:: Description of the task ::
In the entries below, find the lines that contain the word "title" and copy them.

##### Recorded data #####

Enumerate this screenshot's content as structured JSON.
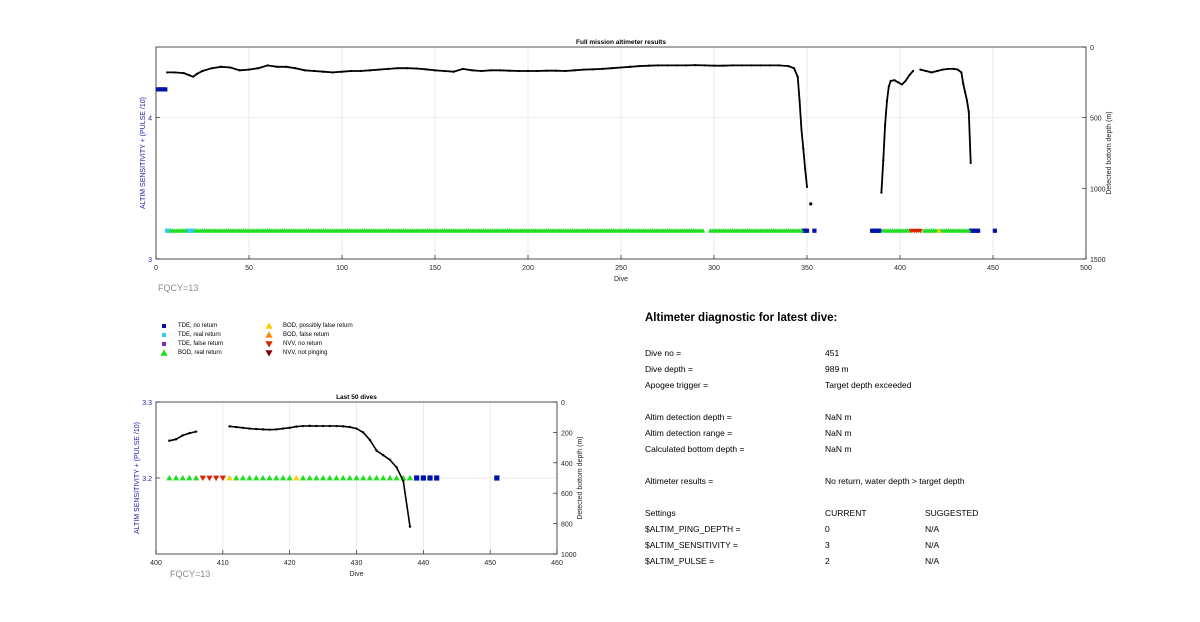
{
  "colors": {
    "tde_no_return": "#0014a8",
    "tde_real_return": "#33ccff",
    "tde_false_return": "#7b2fbe",
    "bod_real_return": "#22dd22",
    "bod_possibly_false": "#ffcc00",
    "bod_false_return": "#ff8800",
    "nvv_no_return": "#dd2200",
    "nvv_not_pinging": "#7a0a0a",
    "depth_line": "#000000",
    "left_axis": "#2222aa"
  },
  "top": {
    "fqcy": "FQCY=13"
  },
  "bottom": {
    "fqcy": "FQCY=13"
  },
  "legend": [
    {
      "key": "tde_no_return",
      "label": "TDE, no return",
      "marker": "square"
    },
    {
      "key": "tde_real_return",
      "label": "TDE, real return",
      "marker": "square"
    },
    {
      "key": "tde_false_return",
      "label": "TDE, false return",
      "marker": "square"
    },
    {
      "key": "bod_real_return",
      "label": "BOD, real return",
      "marker": "triangle-up"
    },
    {
      "key": "bod_possibly_false",
      "label": "BOD, possibly false return",
      "marker": "triangle-up"
    },
    {
      "key": "bod_false_return",
      "label": "BOD, false return",
      "marker": "triangle-up"
    },
    {
      "key": "nvv_no_return",
      "label": "NVV, no return",
      "marker": "triangle-down"
    },
    {
      "key": "nvv_not_pinging",
      "label": "NVV, not pinging",
      "marker": "triangle-down"
    }
  ],
  "diagnostic": {
    "title": "Altimeter diagnostic for latest dive:",
    "rows": [
      {
        "label": "Dive no =",
        "value": "451"
      },
      {
        "label": "Dive depth =",
        "value": "989 m"
      },
      {
        "label": "Apogee trigger =",
        "value": "Target depth exceeded"
      },
      {
        "label": "Altim detection depth =",
        "value": "NaN m"
      },
      {
        "label": "Altim detection range =",
        "value": "NaN m"
      },
      {
        "label": "Calculated bottom depth =",
        "value": "NaN m"
      },
      {
        "label": "Altimeter results =",
        "value": "No return, water depth > target depth"
      }
    ],
    "settings": {
      "header": {
        "label": "Settings",
        "current": "CURRENT",
        "suggested": "SUGGESTED"
      },
      "rows": [
        {
          "label": "$ALTIM_PING_DEPTH =",
          "current": "0",
          "suggested": "N/A"
        },
        {
          "label": "$ALTIM_SENSITIVITY =",
          "current": "3",
          "suggested": "N/A"
        },
        {
          "label": "$ALTIM_PULSE =",
          "current": "2",
          "suggested": "N/A"
        }
      ]
    }
  },
  "chart_data": [
    {
      "type": "scatter",
      "title": "Full mission altimeter results",
      "xlabel": "Dive",
      "ylabel": "ALTIM SENSITIVITY + (PULSE /10)",
      "y2label": "Detected bottom depth (m)",
      "xlim": [
        0,
        500
      ],
      "ylim": [
        3,
        4.5
      ],
      "y2lim": [
        1500,
        0
      ],
      "xticks": [
        0,
        50,
        100,
        150,
        200,
        250,
        300,
        350,
        400,
        450,
        500
      ],
      "yticks": [
        3,
        4
      ],
      "y2ticks": [
        0,
        500,
        1000,
        1500
      ],
      "grid": true,
      "series": [
        {
          "key": "tde_no_return",
          "points": [
            [
              1,
              4.2
            ],
            [
              2,
              4.2
            ],
            [
              3,
              4.2
            ],
            [
              4,
              4.2
            ],
            [
              5,
              4.2
            ],
            [
              348,
              3.2
            ],
            [
              349,
              3.2
            ],
            [
              350,
              3.2
            ],
            [
              354,
              3.2
            ],
            [
              385,
              3.2
            ],
            [
              386,
              3.2
            ],
            [
              387,
              3.2
            ],
            [
              388,
              3.2
            ],
            [
              389,
              3.2
            ],
            [
              438,
              3.2
            ],
            [
              439,
              3.2
            ],
            [
              440,
              3.2
            ],
            [
              441,
              3.2
            ],
            [
              442,
              3.2
            ],
            [
              451,
              3.2
            ]
          ]
        },
        {
          "key": "tde_real_return",
          "points": [
            [
              6,
              3.2
            ],
            [
              7,
              3.2
            ],
            [
              17,
              3.2
            ],
            [
              18,
              3.2
            ],
            [
              19,
              3.2
            ],
            [
              20,
              3.2
            ]
          ]
        },
        {
          "key": "bod_real_return",
          "ranges": [
            [
              8,
              16,
              3.2
            ],
            [
              21,
              294,
              3.2
            ],
            [
              298,
              347,
              3.2
            ],
            [
              391,
              405,
              3.2
            ],
            [
              413,
              437,
              3.2
            ]
          ]
        },
        {
          "key": "bod_possibly_false",
          "points": [
            [
              421,
              3.2
            ]
          ]
        },
        {
          "key": "nvv_no_return",
          "points": [
            [
              406,
              3.2
            ],
            [
              407,
              3.2
            ],
            [
              408,
              3.2
            ],
            [
              409,
              3.2
            ],
            [
              410,
              3.2
            ],
            [
              411,
              3.2
            ]
          ]
        },
        {
          "key": "depth",
          "name": "Detected bottom depth (m)",
          "points": [
            [
              6,
              180
            ],
            [
              10,
              180
            ],
            [
              15,
              185
            ],
            [
              18,
              200
            ],
            [
              20,
              210
            ],
            [
              22,
              190
            ],
            [
              25,
              170
            ],
            [
              30,
              150
            ],
            [
              35,
              140
            ],
            [
              40,
              145
            ],
            [
              45,
              165
            ],
            [
              50,
              160
            ],
            [
              55,
              150
            ],
            [
              60,
              130
            ],
            [
              65,
              140
            ],
            [
              70,
              140
            ],
            [
              75,
              150
            ],
            [
              80,
              165
            ],
            [
              85,
              170
            ],
            [
              90,
              175
            ],
            [
              95,
              180
            ],
            [
              100,
              175
            ],
            [
              105,
              170
            ],
            [
              110,
              170
            ],
            [
              115,
              165
            ],
            [
              120,
              160
            ],
            [
              125,
              155
            ],
            [
              130,
              150
            ],
            [
              135,
              150
            ],
            [
              140,
              152
            ],
            [
              145,
              158
            ],
            [
              150,
              165
            ],
            [
              155,
              170
            ],
            [
              160,
              175
            ],
            [
              165,
              155
            ],
            [
              170,
              165
            ],
            [
              175,
              170
            ],
            [
              180,
              165
            ],
            [
              185,
              165
            ],
            [
              190,
              168
            ],
            [
              195,
              170
            ],
            [
              200,
              170
            ],
            [
              205,
              170
            ],
            [
              210,
              168
            ],
            [
              215,
              168
            ],
            [
              220,
              170
            ],
            [
              225,
              165
            ],
            [
              230,
              160
            ],
            [
              235,
              158
            ],
            [
              240,
              155
            ],
            [
              245,
              150
            ],
            [
              250,
              145
            ],
            [
              255,
              140
            ],
            [
              260,
              135
            ],
            [
              265,
              132
            ],
            [
              270,
              130
            ],
            [
              275,
              130
            ],
            [
              280,
              130
            ],
            [
              285,
              130
            ],
            [
              290,
              128
            ],
            [
              295,
              130
            ],
            [
              300,
              132
            ],
            [
              305,
              132
            ],
            [
              310,
              130
            ],
            [
              315,
              130
            ],
            [
              320,
              130
            ],
            [
              325,
              130
            ],
            [
              330,
              130
            ],
            [
              335,
              130
            ],
            [
              340,
              135
            ],
            [
              343,
              150
            ],
            [
              345,
              210
            ],
            [
              346,
              380
            ],
            [
              347,
              580
            ],
            [
              348,
              720
            ],
            [
              349,
              860
            ],
            [
              350,
              990
            ]
          ]
        },
        {
          "key": "depth",
          "name": "Detected bottom depth (m)",
          "points": [
            [
              390,
              1030
            ],
            [
              391,
              800
            ],
            [
              392,
              550
            ],
            [
              393,
              380
            ],
            [
              394,
              280
            ],
            [
              395,
              240
            ],
            [
              397,
              235
            ],
            [
              399,
              250
            ],
            [
              401,
              265
            ],
            [
              403,
              240
            ],
            [
              405,
              200
            ],
            [
              407,
              170
            ]
          ]
        },
        {
          "key": "depth",
          "name": "Detected bottom depth (m)",
          "points": [
            [
              411,
              160
            ],
            [
              414,
              170
            ],
            [
              417,
              180
            ],
            [
              420,
              170
            ],
            [
              423,
              160
            ],
            [
              426,
              155
            ],
            [
              429,
              155
            ],
            [
              431,
              160
            ],
            [
              433,
              180
            ],
            [
              434,
              260
            ],
            [
              435,
              320
            ],
            [
              436,
              380
            ],
            [
              437,
              460
            ],
            [
              438,
              820
            ]
          ]
        },
        {
          "key": "depth_single",
          "points": [
            [
              352,
              1110
            ]
          ]
        }
      ]
    },
    {
      "type": "scatter",
      "title": "Last 50 dives",
      "xlabel": "Dive",
      "ylabel": "ALTIM SENSITIVITY + (PULSE /10)",
      "y2label": "Detected bottom depth (m)",
      "xlim": [
        400,
        460
      ],
      "ylim": [
        3.1,
        3.3
      ],
      "y2lim": [
        1000,
        0
      ],
      "xticks": [
        400,
        410,
        420,
        430,
        440,
        450,
        460
      ],
      "yticks": [
        3.2,
        3.3
      ],
      "y2ticks": [
        0,
        200,
        400,
        600,
        800,
        1000
      ],
      "grid": true,
      "series": [
        {
          "key": "bod_real_return",
          "points": [
            [
              402,
              3.2
            ],
            [
              403,
              3.2
            ],
            [
              404,
              3.2
            ],
            [
              405,
              3.2
            ],
            [
              406,
              3.2
            ],
            [
              412,
              3.2
            ],
            [
              413,
              3.2
            ],
            [
              414,
              3.2
            ],
            [
              415,
              3.2
            ],
            [
              416,
              3.2
            ],
            [
              417,
              3.2
            ],
            [
              418,
              3.2
            ],
            [
              419,
              3.2
            ],
            [
              420,
              3.2
            ],
            [
              422,
              3.2
            ],
            [
              423,
              3.2
            ],
            [
              424,
              3.2
            ],
            [
              425,
              3.2
            ],
            [
              426,
              3.2
            ],
            [
              427,
              3.2
            ],
            [
              428,
              3.2
            ],
            [
              429,
              3.2
            ],
            [
              430,
              3.2
            ],
            [
              431,
              3.2
            ],
            [
              432,
              3.2
            ],
            [
              433,
              3.2
            ],
            [
              434,
              3.2
            ],
            [
              435,
              3.2
            ],
            [
              436,
              3.2
            ],
            [
              437,
              3.2
            ],
            [
              438,
              3.2
            ]
          ]
        },
        {
          "key": "bod_possibly_false",
          "points": [
            [
              411,
              3.2
            ],
            [
              421,
              3.2
            ]
          ]
        },
        {
          "key": "nvv_no_return",
          "points": [
            [
              407,
              3.2
            ],
            [
              408,
              3.2
            ],
            [
              409,
              3.2
            ],
            [
              410,
              3.2
            ]
          ]
        },
        {
          "key": "tde_no_return",
          "points": [
            [
              439,
              3.2
            ],
            [
              440,
              3.2
            ],
            [
              441,
              3.2
            ],
            [
              442,
              3.2
            ],
            [
              451,
              3.2
            ]
          ]
        },
        {
          "key": "depth",
          "name": "Detected bottom depth (m)",
          "points": [
            [
              402,
              255
            ],
            [
              403,
              245
            ],
            [
              404,
              220
            ],
            [
              405,
              205
            ],
            [
              406,
              195
            ]
          ]
        },
        {
          "key": "depth",
          "name": "Detected bottom depth (m)",
          "points": [
            [
              411,
              160
            ],
            [
              412,
              165
            ],
            [
              413,
              170
            ],
            [
              414,
              175
            ],
            [
              415,
              178
            ],
            [
              416,
              180
            ],
            [
              417,
              182
            ],
            [
              418,
              180
            ],
            [
              419,
              175
            ],
            [
              420,
              170
            ],
            [
              421,
              162
            ],
            [
              422,
              158
            ],
            [
              423,
              157
            ],
            [
              424,
              158
            ],
            [
              425,
              158
            ],
            [
              426,
              158
            ],
            [
              427,
              158
            ],
            [
              428,
              160
            ],
            [
              429,
              165
            ],
            [
              430,
              175
            ],
            [
              431,
              200
            ],
            [
              432,
              250
            ],
            [
              433,
              320
            ],
            [
              434,
              350
            ],
            [
              435,
              380
            ],
            [
              436,
              430
            ],
            [
              437,
              520
            ],
            [
              438,
              820
            ]
          ]
        }
      ]
    }
  ]
}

#####

:: Exercise output ::
    "title": "Altimeter diagnostic for latest dive:",
      "title": "Full mission altimeter results",
      "title": "Last 50 dives",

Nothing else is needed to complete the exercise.